Given records:
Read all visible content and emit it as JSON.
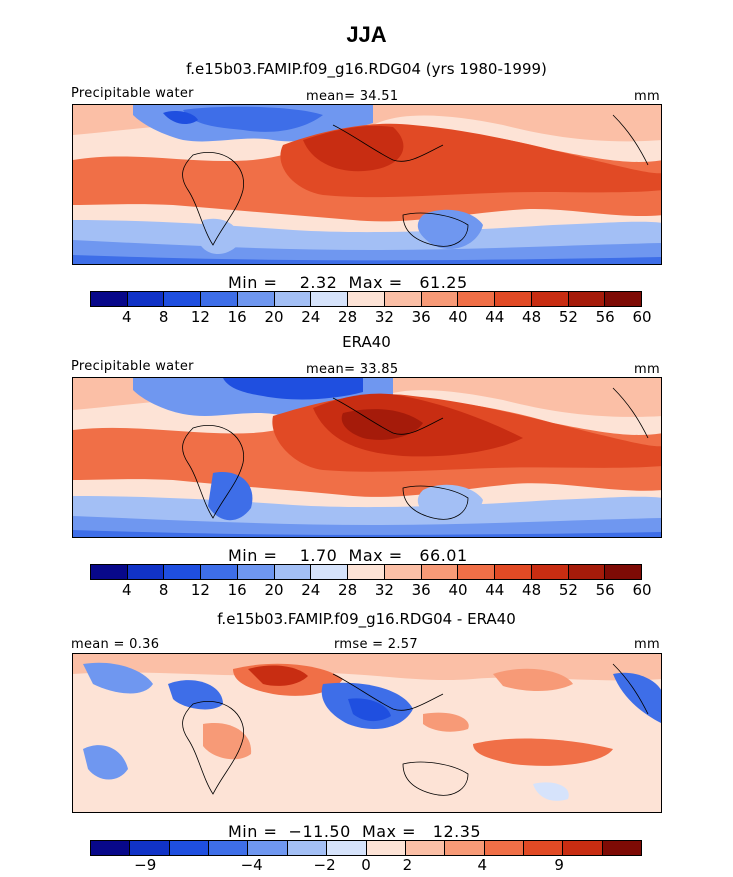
{
  "figure": {
    "title": "JJA"
  },
  "panels": [
    {
      "title": "f.e15b03.FAMIP.f09_g16.RDG04 (yrs 1980-1999)",
      "left_label": "Precipitable water",
      "center_label": "mean=  34.51",
      "right_label": "mm",
      "stats_line": "Min =    2.32  Max =   61.25",
      "colorbar": {
        "colors": [
          "#08088a",
          "#1133c7",
          "#1f4fe0",
          "#3e6ee8",
          "#6f97f0",
          "#a3bff5",
          "#d6e3fb",
          "#fde3d6",
          "#fbbfa6",
          "#f79a77",
          "#f06f47",
          "#e14a25",
          "#c82d12",
          "#a51b0a",
          "#7e0b05"
        ],
        "labels": [
          "4",
          "8",
          "12",
          "16",
          "20",
          "24",
          "28",
          "32",
          "36",
          "40",
          "44",
          "48",
          "52",
          "56",
          "60"
        ]
      }
    },
    {
      "title": "ERA40",
      "left_label": "Precipitable water",
      "center_label": "mean=  33.85",
      "right_label": "mm",
      "stats_line": "Min =    1.70  Max =   66.01",
      "colorbar": {
        "colors": [
          "#08088a",
          "#1133c7",
          "#1f4fe0",
          "#3e6ee8",
          "#6f97f0",
          "#a3bff5",
          "#d6e3fb",
          "#fde3d6",
          "#fbbfa6",
          "#f79a77",
          "#f06f47",
          "#e14a25",
          "#c82d12",
          "#a51b0a",
          "#7e0b05"
        ],
        "labels": [
          "4",
          "8",
          "12",
          "16",
          "20",
          "24",
          "28",
          "32",
          "36",
          "40",
          "44",
          "48",
          "52",
          "56",
          "60"
        ]
      }
    },
    {
      "title": "f.e15b03.FAMIP.f09_g16.RDG04 - ERA40",
      "left_label": "mean =    0.36",
      "center_label": "rmse =    2.57",
      "right_label": "mm",
      "stats_line": "Min =  −11.50  Max =   12.35",
      "colorbar": {
        "colors": [
          "#08088a",
          "#1133c7",
          "#1f4fe0",
          "#3e6ee8",
          "#6f97f0",
          "#a3bff5",
          "#d6e3fb",
          "#fde3d6",
          "#fbbfa6",
          "#f79a77",
          "#f06f47",
          "#e14a25",
          "#c82d12",
          "#7e0b05"
        ],
        "labels": [
          "−9",
          "−4",
          "−2",
          "0",
          "2",
          "4",
          "9"
        ]
      }
    }
  ]
}
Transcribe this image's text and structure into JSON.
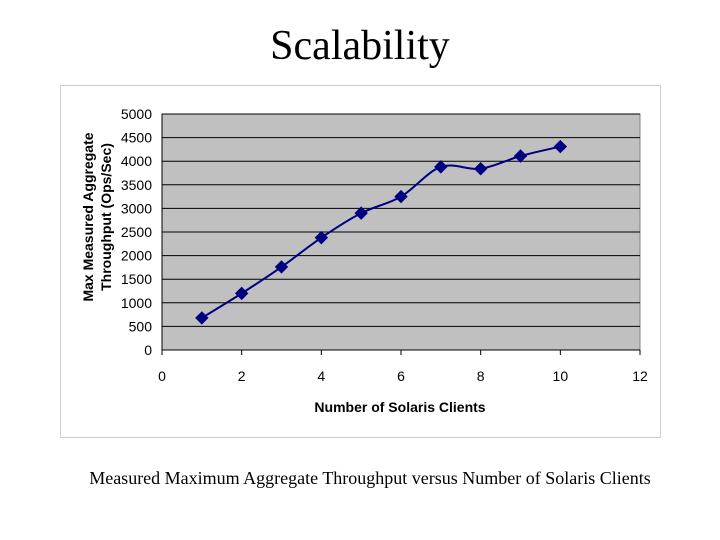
{
  "slide": {
    "title": "Scalability",
    "caption": "Measured Maximum Aggregate Throughput versus Number of Solaris Clients"
  },
  "chart_data": {
    "type": "line",
    "title": "",
    "xlabel": "Number of Solaris Clients",
    "ylabel_lines": [
      "Max Measured Aggregate",
      "Throughput (Ops/Sec)"
    ],
    "xlim": [
      0,
      12
    ],
    "ylim": [
      0,
      5000
    ],
    "x_ticks": [
      "0",
      "2",
      "4",
      "6",
      "8",
      "10",
      "12"
    ],
    "y_ticks": [
      "0",
      "500",
      "1000",
      "1500",
      "2000",
      "2500",
      "3000",
      "3500",
      "4000",
      "4500",
      "5000"
    ],
    "grid": "horizontal",
    "legend": "none",
    "series": [
      {
        "x": [
          1,
          2,
          3,
          4,
          5,
          6,
          7,
          8,
          9,
          10
        ],
        "y": [
          680,
          1200,
          1760,
          2380,
          2900,
          3250,
          3880,
          3840,
          4110,
          4310
        ]
      }
    ],
    "colors": {
      "plot_bg": "#c0c0c0",
      "line": "#000080",
      "marker": "#000080",
      "grid": "#000000"
    }
  }
}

What you need to do:
For each line above that contains the word "Measured", copy that line.

Reply:
    "caption": "Measured Maximum Aggregate Throughput versus Number of Solaris Clients"
      "Max Measured Aggregate",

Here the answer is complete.